■ **Goal of the exercise**
Copy out each line containing "date" from the entries below.
[Start Entries shown]
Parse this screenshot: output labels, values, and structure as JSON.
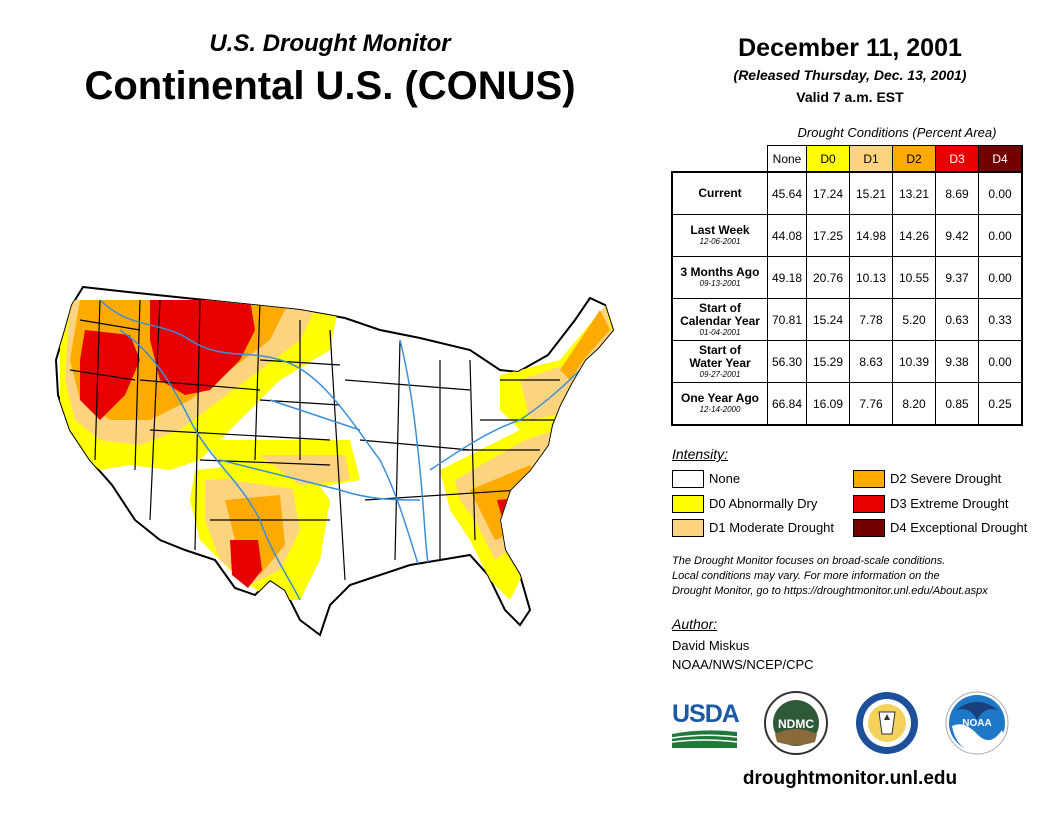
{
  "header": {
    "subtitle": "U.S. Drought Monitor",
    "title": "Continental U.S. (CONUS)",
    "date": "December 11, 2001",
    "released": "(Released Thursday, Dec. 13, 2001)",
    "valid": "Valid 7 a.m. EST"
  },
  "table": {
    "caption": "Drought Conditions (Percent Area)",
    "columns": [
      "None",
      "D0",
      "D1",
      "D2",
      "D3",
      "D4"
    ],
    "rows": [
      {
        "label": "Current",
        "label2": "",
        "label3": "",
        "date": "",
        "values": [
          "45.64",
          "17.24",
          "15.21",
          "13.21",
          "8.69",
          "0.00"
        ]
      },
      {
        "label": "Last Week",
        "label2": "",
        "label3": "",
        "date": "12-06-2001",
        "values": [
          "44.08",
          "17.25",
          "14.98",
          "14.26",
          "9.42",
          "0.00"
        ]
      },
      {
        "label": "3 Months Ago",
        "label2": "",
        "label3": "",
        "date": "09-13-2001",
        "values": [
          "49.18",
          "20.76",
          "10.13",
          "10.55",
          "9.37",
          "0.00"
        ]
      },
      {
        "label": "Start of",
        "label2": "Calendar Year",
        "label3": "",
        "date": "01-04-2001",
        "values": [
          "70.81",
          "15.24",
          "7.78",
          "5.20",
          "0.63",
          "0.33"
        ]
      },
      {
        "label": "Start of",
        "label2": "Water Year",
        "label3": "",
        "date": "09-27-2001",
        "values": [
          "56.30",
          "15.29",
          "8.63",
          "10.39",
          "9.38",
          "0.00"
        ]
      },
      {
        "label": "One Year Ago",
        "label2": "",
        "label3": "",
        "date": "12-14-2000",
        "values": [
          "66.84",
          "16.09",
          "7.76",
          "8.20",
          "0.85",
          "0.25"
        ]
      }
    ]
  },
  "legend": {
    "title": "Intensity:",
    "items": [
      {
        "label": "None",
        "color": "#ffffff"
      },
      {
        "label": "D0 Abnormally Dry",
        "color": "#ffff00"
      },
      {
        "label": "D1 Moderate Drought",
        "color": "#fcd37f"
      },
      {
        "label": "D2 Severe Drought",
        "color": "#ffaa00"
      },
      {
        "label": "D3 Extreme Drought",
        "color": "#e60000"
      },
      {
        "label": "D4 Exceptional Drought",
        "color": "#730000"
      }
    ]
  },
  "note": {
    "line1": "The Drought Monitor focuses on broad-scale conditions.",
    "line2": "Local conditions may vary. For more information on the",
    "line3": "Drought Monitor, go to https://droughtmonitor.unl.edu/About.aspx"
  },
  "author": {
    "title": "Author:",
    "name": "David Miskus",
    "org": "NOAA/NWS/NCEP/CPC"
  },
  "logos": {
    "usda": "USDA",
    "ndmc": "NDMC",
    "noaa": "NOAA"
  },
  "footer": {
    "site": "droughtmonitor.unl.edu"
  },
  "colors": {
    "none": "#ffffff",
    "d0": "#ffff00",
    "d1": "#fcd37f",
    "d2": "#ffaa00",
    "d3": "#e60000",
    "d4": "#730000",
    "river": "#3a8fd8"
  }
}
[End Entries shown]
■ **Worked answer**
    "date": "December 11, 2001",
        "date": "",
        "date": "12-06-2001",
        "date": "09-13-2001",
        "date": "01-04-2001",
        "date": "09-27-2001",
        "date": "12-14-2000",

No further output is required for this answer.